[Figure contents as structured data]
#####

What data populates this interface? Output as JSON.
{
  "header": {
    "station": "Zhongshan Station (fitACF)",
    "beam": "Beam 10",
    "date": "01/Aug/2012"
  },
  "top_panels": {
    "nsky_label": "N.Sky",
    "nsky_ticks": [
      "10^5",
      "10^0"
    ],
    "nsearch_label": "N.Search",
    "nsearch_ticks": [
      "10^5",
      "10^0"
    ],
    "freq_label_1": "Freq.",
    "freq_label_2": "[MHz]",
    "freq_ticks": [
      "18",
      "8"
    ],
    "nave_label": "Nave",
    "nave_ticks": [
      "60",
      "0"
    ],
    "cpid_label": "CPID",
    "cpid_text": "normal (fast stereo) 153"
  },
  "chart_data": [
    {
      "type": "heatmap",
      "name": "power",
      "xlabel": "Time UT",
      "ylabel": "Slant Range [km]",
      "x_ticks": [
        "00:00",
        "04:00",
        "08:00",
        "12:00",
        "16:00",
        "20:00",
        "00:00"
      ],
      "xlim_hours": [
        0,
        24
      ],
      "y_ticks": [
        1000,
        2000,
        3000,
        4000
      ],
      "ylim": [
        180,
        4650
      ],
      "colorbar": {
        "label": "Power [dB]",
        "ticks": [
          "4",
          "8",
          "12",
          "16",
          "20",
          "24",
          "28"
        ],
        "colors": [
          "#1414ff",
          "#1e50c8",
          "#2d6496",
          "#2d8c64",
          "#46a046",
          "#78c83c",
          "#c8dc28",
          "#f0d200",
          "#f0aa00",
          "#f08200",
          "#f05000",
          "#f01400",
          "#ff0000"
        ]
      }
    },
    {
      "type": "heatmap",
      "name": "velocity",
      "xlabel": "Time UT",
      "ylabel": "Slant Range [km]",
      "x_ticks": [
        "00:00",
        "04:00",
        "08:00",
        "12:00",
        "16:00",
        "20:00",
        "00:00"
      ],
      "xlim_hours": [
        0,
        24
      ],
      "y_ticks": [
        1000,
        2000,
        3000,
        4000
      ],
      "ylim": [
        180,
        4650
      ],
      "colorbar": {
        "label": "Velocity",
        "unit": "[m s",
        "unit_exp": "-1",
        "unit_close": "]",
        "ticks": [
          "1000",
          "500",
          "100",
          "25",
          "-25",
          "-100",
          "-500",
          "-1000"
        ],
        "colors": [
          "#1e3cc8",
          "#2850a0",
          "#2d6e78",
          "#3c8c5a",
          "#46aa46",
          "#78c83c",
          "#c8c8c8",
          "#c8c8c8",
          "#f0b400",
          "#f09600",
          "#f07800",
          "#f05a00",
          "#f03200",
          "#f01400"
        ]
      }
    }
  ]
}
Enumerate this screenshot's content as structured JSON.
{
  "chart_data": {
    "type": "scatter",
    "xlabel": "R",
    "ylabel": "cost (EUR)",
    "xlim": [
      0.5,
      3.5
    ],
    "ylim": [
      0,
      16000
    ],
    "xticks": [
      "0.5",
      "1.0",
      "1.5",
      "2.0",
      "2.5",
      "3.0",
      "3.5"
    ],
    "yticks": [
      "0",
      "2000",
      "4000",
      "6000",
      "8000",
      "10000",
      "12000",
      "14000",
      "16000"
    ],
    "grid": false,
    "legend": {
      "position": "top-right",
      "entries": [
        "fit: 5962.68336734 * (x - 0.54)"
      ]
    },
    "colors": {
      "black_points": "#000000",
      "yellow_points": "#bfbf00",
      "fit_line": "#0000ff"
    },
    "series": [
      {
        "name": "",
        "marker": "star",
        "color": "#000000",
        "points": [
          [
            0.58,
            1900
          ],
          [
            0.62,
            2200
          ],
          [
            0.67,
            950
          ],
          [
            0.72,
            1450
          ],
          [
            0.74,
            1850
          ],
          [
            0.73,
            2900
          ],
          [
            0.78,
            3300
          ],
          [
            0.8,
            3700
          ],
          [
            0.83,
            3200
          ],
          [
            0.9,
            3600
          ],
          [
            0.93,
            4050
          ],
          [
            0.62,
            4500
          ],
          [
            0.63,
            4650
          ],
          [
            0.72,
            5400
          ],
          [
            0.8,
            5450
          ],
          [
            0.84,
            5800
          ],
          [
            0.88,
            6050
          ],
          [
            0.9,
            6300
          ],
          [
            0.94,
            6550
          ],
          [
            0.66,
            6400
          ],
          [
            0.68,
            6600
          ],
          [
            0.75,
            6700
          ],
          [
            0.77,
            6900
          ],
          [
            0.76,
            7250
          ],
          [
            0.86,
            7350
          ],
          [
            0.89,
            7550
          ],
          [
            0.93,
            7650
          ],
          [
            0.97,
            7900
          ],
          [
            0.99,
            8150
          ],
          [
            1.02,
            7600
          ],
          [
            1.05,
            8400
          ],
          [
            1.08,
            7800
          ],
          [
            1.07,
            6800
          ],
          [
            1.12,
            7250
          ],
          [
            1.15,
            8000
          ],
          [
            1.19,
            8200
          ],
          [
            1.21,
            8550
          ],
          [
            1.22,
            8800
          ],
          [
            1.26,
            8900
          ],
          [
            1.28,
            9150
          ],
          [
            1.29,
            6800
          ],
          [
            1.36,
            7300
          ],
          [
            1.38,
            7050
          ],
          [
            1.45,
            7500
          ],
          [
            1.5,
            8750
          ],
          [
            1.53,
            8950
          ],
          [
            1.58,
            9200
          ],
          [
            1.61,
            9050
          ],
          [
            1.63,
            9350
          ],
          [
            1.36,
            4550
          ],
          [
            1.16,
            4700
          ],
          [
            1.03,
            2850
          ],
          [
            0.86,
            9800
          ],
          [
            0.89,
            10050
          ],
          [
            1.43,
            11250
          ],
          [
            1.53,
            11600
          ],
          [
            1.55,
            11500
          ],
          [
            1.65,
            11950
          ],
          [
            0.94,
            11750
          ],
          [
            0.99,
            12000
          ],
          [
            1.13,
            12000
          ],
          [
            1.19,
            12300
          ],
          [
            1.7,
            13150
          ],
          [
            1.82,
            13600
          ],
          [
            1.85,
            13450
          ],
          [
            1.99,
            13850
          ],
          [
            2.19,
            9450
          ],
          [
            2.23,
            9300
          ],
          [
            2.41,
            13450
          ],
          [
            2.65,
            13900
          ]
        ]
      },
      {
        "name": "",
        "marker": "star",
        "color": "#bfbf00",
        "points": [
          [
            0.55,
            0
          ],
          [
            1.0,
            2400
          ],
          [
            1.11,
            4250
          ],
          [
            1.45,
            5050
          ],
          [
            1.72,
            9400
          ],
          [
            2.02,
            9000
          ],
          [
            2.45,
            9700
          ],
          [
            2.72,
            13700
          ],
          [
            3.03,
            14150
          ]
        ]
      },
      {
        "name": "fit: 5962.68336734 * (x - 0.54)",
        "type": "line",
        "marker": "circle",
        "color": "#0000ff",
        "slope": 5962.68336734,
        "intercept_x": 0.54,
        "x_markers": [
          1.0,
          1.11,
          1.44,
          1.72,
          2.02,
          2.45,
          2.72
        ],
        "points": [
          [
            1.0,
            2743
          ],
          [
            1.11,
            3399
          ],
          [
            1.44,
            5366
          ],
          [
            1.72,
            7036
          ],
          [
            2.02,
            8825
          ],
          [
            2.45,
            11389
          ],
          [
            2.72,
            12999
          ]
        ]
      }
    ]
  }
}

#####

Your task is to transcribe the material exactly.

=== TASK RESPONSE ===
What data populates this interface? Output as JSON.
{
  "header": {
    "station": "Zhongshan Station (fitACF)",
    "beam": "Beam 10",
    "date": "01/Aug/2012"
  },
  "top_panels": {
    "nsky_label": "N.Sky",
    "nsky_ticks": [
      "10^5",
      "10^0"
    ],
    "nsearch_label": "N.Search",
    "nsearch_ticks": [
      "10^5",
      "10^0"
    ],
    "freq_label_1": "Freq.",
    "freq_label_2": "[MHz]",
    "freq_ticks": [
      "18",
      "8"
    ],
    "nave_label": "Nave",
    "nave_ticks": [
      "60",
      "0"
    ],
    "cpid_label": "CPID",
    "cpid_text": "normal (fast stereo) 153"
  },
  "chart_data": [
    {
      "type": "heatmap",
      "name": "power",
      "xlabel": "Time UT",
      "ylabel": "Slant Range [km]",
      "x_ticks": [
        "00:00",
        "04:00",
        "08:00",
        "12:00",
        "16:00",
        "20:00",
        "00:00"
      ],
      "xlim_hours": [
        0,
        24
      ],
      "y_ticks": [
        1000,
        2000,
        3000,
        4000
      ],
      "ylim": [
        180,
        4650
      ],
      "colorbar": {
        "label": "Power [dB]",
        "ticks": [
          "4",
          "8",
          "12",
          "16",
          "20",
          "24",
          "28"
        ],
        "colors": [
          "#1414ff",
          "#1e50c8",
          "#2d6496",
          "#2d8c64",
          "#46a046",
          "#78c83c",
          "#c8dc28",
          "#f0d200",
          "#f0aa00",
          "#f08200",
          "#f05000",
          "#f01400",
          "#ff0000"
        ]
      }
    },
    {
      "type": "heatmap",
      "name": "velocity",
      "xlabel": "Time UT",
      "ylabel": "Slant Range [km]",
      "x_ticks": [
        "00:00",
        "04:00",
        "08:00",
        "12:00",
        "16:00",
        "20:00",
        "00:00"
      ],
      "xlim_hours": [
        0,
        24
      ],
      "y_ticks": [
        1000,
        2000,
        3000,
        4000
      ],
      "ylim": [
        180,
        4650
      ],
      "colorbar": {
        "label": "Velocity",
        "unit": "[m s",
        "unit_exp": "-1",
        "unit_close": "]",
        "ticks": [
          "1000",
          "500",
          "100",
          "25",
          "-25",
          "-100",
          "-500",
          "-1000"
        ],
        "colors": [
          "#1e3cc8",
          "#2850a0",
          "#2d6e78",
          "#3c8c5a",
          "#46aa46",
          "#78c83c",
          "#c8c8c8",
          "#c8c8c8",
          "#f0b400",
          "#f09600",
          "#f07800",
          "#f05a00",
          "#f03200",
          "#f01400"
        ]
      }
    }
  ]
}
Enumerate this screenshot's content as structured JSON.
{
  "chart_data": {
    "type": "scatter",
    "xlabel": "R",
    "ylabel": "cost (EUR)",
    "xlim": [
      0.5,
      3.5
    ],
    "ylim": [
      0,
      16000
    ],
    "xticks": [
      "0.5",
      "1.0",
      "1.5",
      "2.0",
      "2.5",
      "3.0",
      "3.5"
    ],
    "yticks": [
      "0",
      "2000",
      "4000",
      "6000",
      "8000",
      "10000",
      "12000",
      "14000",
      "16000"
    ],
    "grid": false,
    "legend": {
      "position": "top-right",
      "entries": [
        "fit: 5962.68336734 * (x - 0.54)"
      ]
    },
    "colors": {
      "black_points": "#000000",
      "yellow_points": "#bfbf00",
      "fit_line": "#0000ff"
    },
    "series": [
      {
        "name": "",
        "marker": "star",
        "color": "#000000",
        "points": [
          [
            0.58,
            1900
          ],
          [
            0.62,
            2200
          ],
          [
            0.67,
            950
          ],
          [
            0.72,
            1450
          ],
          [
            0.74,
            1850
          ],
          [
            0.73,
            2900
          ],
          [
            0.78,
            3300
          ],
          [
            0.8,
            3700
          ],
          [
            0.83,
            3200
          ],
          [
            0.9,
            3600
          ],
          [
            0.93,
            4050
          ],
          [
            0.62,
            4500
          ],
          [
            0.63,
            4650
          ],
          [
            0.72,
            5400
          ],
          [
            0.8,
            5450
          ],
          [
            0.84,
            5800
          ],
          [
            0.88,
            6050
          ],
          [
            0.9,
            6300
          ],
          [
            0.94,
            6550
          ],
          [
            0.66,
            6400
          ],
          [
            0.68,
            6600
          ],
          [
            0.75,
            6700
          ],
          [
            0.77,
            6900
          ],
          [
            0.76,
            7250
          ],
          [
            0.86,
            7350
          ],
          [
            0.89,
            7550
          ],
          [
            0.93,
            7650
          ],
          [
            0.97,
            7900
          ],
          [
            0.99,
            8150
          ],
          [
            1.02,
            7600
          ],
          [
            1.05,
            8400
          ],
          [
            1.08,
            7800
          ],
          [
            1.07,
            6800
          ],
          [
            1.12,
            7250
          ],
          [
            1.15,
            8000
          ],
          [
            1.19,
            8200
          ],
          [
            1.21,
            8550
          ],
          [
            1.22,
            8800
          ],
          [
            1.26,
            8900
          ],
          [
            1.28,
            9150
          ],
          [
            1.29,
            6800
          ],
          [
            1.36,
            7300
          ],
          [
            1.38,
            7050
          ],
          [
            1.45,
            7500
          ],
          [
            1.5,
            8750
          ],
          [
            1.53,
            8950
          ],
          [
            1.58,
            9200
          ],
          [
            1.61,
            9050
          ],
          [
            1.63,
            9350
          ],
          [
            1.36,
            4550
          ],
          [
            1.16,
            4700
          ],
          [
            1.03,
            2850
          ],
          [
            0.86,
            9800
          ],
          [
            0.89,
            10050
          ],
          [
            1.43,
            11250
          ],
          [
            1.53,
            11600
          ],
          [
            1.55,
            11500
          ],
          [
            1.65,
            11950
          ],
          [
            0.94,
            11750
          ],
          [
            0.99,
            12000
          ],
          [
            1.13,
            12000
          ],
          [
            1.19,
            12300
          ],
          [
            1.7,
            13150
          ],
          [
            1.82,
            13600
          ],
          [
            1.85,
            13450
          ],
          [
            1.99,
            13850
          ],
          [
            2.19,
            9450
          ],
          [
            2.23,
            9300
          ],
          [
            2.41,
            13450
          ],
          [
            2.65,
            13900
          ]
        ]
      },
      {
        "name": "",
        "marker": "star",
        "color": "#bfbf00",
        "points": [
          [
            0.55,
            0
          ],
          [
            1.0,
            2400
          ],
          [
            1.11,
            4250
          ],
          [
            1.45,
            5050
          ],
          [
            1.72,
            9400
          ],
          [
            2.02,
            9000
          ],
          [
            2.45,
            9700
          ],
          [
            2.72,
            13700
          ],
          [
            3.03,
            14150
          ]
        ]
      },
      {
        "name": "fit: 5962.68336734 * (x - 0.54)",
        "type": "line",
        "marker": "circle",
        "color": "#0000ff",
        "slope": 5962.68336734,
        "intercept_x": 0.54,
        "x_markers": [
          1.0,
          1.11,
          1.44,
          1.72,
          2.02,
          2.45,
          2.72
        ],
        "points": [
          [
            1.0,
            2743
          ],
          [
            1.11,
            3399
          ],
          [
            1.44,
            5366
          ],
          [
            1.72,
            7036
          ],
          [
            2.02,
            8825
          ],
          [
            2.45,
            11389
          ],
          [
            2.72,
            12999
          ]
        ]
      }
    ]
  }
}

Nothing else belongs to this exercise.